Given problem: How many lines in the entries below include the string "JSON"? Answer with the number only.
===== Records for the exercise
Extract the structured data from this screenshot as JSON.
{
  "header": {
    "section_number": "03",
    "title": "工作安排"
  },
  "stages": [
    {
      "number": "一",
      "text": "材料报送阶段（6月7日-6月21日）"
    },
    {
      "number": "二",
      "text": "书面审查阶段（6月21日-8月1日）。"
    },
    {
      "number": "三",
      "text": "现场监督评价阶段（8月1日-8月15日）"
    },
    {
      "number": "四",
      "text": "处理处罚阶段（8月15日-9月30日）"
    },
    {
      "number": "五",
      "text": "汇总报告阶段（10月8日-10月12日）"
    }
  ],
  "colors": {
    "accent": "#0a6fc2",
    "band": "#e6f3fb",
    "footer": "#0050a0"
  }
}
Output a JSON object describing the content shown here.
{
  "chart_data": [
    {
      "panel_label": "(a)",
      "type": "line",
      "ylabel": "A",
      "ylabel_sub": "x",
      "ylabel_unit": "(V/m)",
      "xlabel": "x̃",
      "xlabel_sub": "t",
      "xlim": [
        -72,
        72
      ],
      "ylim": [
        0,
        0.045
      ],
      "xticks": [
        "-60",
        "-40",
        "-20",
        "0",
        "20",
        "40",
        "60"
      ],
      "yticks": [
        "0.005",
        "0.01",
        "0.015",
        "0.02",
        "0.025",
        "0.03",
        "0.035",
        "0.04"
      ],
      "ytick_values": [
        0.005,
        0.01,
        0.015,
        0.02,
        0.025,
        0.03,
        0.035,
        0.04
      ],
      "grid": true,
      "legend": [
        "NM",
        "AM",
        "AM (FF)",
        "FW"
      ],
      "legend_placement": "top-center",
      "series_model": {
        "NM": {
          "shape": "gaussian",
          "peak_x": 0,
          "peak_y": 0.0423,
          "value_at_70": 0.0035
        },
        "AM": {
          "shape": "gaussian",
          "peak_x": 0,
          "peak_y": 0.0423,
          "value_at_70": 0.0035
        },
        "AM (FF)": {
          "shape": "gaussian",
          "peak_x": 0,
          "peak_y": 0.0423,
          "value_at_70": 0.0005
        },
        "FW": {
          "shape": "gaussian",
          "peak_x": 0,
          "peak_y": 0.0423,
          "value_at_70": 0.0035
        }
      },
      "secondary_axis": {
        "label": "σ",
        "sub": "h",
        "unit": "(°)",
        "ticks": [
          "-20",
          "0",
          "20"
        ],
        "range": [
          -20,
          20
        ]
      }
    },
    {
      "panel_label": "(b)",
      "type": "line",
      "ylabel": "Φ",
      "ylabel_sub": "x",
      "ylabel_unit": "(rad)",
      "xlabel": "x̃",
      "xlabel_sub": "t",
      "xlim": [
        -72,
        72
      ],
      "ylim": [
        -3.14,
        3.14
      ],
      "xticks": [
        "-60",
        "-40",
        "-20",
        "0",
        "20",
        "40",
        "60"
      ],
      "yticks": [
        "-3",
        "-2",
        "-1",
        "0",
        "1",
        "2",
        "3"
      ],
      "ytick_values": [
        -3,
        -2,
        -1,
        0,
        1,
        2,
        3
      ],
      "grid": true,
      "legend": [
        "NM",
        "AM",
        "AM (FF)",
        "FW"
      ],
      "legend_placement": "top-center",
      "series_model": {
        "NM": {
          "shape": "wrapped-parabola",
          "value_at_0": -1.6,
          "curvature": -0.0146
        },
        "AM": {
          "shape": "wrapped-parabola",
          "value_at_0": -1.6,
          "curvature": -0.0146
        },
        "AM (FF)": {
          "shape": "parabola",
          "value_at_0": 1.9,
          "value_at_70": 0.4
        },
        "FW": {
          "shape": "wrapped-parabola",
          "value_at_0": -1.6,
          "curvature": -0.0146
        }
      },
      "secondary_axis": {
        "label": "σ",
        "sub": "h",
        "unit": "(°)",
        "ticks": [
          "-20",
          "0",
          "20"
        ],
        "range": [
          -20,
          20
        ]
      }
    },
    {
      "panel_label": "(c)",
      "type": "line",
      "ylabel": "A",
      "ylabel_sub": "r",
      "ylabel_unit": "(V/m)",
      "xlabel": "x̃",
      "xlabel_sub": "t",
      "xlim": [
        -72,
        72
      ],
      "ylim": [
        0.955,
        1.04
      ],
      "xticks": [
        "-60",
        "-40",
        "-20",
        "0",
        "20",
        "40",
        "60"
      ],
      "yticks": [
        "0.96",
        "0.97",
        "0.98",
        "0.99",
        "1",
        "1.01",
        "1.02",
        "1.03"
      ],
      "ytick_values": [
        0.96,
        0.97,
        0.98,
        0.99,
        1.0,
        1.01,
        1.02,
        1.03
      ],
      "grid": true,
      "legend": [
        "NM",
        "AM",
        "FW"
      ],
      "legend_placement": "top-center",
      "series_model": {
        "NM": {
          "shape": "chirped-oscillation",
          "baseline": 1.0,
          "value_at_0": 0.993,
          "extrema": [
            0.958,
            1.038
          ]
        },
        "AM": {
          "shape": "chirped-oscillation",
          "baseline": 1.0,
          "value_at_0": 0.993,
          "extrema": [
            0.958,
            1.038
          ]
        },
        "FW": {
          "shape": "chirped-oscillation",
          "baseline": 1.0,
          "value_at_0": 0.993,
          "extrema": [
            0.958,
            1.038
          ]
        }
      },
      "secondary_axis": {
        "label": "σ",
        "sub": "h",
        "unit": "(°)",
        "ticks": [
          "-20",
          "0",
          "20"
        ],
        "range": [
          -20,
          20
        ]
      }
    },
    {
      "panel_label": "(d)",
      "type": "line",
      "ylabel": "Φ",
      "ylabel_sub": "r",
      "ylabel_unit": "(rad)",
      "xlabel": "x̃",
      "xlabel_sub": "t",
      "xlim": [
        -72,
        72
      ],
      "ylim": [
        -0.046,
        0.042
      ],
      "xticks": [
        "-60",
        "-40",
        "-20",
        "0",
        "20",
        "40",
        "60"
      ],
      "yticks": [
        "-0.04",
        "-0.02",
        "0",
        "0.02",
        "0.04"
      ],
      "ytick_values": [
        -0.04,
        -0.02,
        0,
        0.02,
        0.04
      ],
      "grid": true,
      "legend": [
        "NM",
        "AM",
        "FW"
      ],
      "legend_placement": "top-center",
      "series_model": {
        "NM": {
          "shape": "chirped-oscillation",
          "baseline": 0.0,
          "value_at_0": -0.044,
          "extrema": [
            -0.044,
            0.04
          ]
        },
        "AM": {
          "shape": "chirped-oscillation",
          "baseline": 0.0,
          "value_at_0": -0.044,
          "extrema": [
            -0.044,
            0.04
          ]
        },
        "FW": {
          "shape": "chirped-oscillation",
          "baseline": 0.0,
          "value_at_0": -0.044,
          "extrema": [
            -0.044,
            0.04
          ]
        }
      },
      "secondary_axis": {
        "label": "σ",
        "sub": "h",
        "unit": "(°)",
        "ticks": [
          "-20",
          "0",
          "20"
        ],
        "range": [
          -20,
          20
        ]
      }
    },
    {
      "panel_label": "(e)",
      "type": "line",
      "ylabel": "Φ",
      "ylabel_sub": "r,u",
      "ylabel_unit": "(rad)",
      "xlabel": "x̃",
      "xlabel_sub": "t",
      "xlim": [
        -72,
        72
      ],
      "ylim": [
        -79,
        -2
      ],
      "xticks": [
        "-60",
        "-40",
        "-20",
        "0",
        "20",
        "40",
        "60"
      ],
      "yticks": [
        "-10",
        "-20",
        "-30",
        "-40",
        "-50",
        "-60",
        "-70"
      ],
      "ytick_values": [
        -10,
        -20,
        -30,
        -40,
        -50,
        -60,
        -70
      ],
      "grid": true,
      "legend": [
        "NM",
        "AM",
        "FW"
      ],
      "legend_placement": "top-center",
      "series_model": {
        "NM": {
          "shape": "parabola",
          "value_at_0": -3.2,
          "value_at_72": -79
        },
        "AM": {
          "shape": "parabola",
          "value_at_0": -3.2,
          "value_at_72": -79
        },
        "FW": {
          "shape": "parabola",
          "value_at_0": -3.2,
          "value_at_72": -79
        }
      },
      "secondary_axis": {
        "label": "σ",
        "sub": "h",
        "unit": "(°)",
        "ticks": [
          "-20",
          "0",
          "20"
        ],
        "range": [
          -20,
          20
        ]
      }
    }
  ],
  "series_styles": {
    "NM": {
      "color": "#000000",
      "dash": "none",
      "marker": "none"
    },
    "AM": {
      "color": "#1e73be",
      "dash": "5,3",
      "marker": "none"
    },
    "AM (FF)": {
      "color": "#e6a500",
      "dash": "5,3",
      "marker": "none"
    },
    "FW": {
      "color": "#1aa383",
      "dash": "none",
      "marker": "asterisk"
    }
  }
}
==========
Written response: 2